--- Task description ---
What lines of the data hold the string "negative"? Pull each one out.

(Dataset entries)

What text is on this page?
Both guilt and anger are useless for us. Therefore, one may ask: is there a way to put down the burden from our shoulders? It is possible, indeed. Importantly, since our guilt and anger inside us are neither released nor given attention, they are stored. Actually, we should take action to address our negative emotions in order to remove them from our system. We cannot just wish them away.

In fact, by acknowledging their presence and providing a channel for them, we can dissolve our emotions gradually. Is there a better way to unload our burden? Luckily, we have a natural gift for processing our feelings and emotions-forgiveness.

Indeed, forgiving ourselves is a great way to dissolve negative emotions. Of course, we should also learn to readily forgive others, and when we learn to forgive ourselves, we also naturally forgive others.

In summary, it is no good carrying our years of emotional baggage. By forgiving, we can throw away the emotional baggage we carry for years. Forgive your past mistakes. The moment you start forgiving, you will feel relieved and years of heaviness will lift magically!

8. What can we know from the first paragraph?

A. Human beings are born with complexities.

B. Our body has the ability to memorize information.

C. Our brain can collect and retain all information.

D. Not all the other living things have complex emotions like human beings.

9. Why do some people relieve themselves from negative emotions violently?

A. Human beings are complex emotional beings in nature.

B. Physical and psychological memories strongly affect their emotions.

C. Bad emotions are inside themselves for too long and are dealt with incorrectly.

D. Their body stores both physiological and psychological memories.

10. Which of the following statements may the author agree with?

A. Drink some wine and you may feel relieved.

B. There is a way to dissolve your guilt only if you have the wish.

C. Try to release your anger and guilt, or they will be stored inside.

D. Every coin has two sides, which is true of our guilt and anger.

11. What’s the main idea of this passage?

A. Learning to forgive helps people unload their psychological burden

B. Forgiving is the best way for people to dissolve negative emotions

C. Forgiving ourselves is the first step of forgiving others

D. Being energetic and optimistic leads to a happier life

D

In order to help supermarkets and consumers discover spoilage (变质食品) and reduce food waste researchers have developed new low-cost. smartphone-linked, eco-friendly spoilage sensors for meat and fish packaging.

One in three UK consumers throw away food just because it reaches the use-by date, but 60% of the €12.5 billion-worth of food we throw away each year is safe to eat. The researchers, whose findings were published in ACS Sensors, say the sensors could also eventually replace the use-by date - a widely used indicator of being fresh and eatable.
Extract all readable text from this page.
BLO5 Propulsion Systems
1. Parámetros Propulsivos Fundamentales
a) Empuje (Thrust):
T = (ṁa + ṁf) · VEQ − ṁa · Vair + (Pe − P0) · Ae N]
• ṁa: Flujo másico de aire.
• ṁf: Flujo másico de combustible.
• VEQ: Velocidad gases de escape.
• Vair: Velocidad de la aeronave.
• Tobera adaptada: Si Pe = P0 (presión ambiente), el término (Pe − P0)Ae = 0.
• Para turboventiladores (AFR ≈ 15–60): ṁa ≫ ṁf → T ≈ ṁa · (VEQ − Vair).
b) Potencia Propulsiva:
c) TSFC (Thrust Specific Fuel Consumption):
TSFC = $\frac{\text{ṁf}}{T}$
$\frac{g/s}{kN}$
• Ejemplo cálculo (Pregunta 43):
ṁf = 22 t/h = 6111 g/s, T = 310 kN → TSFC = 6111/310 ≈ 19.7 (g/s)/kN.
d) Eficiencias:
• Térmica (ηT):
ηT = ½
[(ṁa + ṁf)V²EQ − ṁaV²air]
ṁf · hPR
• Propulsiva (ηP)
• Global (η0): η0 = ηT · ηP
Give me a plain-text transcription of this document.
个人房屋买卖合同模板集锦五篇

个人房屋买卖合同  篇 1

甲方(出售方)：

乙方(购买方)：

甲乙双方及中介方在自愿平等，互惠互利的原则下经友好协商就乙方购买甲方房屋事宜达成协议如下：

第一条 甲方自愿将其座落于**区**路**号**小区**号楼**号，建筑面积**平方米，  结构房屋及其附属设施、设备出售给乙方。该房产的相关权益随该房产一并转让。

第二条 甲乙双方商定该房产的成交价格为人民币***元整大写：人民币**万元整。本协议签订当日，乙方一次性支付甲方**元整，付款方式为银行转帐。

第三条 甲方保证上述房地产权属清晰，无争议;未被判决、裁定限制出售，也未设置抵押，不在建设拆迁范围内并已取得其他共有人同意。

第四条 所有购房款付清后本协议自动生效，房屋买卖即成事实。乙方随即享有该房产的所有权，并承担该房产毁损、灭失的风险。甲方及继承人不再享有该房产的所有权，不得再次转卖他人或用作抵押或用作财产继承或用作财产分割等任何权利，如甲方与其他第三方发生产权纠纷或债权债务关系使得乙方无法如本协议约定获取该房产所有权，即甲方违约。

--- Response to the task ---
Both guilt and anger are useless for us. Therefore, one may ask: is there a way to put down the burden from our shoulders? It is possible, indeed. Importantly, since our guilt and anger inside us are neither released nor given attention, they are stored. Actually, we should take action to address our negative emotions in order to remove them from our system. We cannot just wish them away.
Indeed, forgiving ourselves is a great way to dissolve negative emotions. Of course, we should also learn to readily forgive others, and when we learn to forgive ourselves, we also naturally forgive others.
9. Why do some people relieve themselves from negative emotions violently?
B. Forgiving is the best way for people to dissolve negative emotions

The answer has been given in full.